▸ WHAT IS NEEDED:
Report all lines holding "this".

Stored data:
[Start]

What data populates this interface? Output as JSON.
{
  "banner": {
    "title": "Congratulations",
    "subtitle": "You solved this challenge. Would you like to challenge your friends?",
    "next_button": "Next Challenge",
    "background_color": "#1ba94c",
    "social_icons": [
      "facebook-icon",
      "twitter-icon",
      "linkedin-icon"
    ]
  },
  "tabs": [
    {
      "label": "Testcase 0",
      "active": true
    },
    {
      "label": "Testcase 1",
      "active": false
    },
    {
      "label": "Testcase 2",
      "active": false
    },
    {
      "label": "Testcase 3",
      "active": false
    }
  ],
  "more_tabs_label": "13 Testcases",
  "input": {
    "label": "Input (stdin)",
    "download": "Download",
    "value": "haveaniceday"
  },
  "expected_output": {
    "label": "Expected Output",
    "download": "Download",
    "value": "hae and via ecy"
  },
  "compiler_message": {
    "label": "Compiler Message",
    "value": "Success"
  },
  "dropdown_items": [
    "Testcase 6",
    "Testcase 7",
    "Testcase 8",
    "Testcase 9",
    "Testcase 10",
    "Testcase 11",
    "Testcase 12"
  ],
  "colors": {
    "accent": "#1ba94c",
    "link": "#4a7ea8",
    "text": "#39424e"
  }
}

[End]

▸ TASK SOLUTION:
What data populates this interface? Output as JSON.
    "subtitle": "You solved this challenge. Would you like to challenge your friends?",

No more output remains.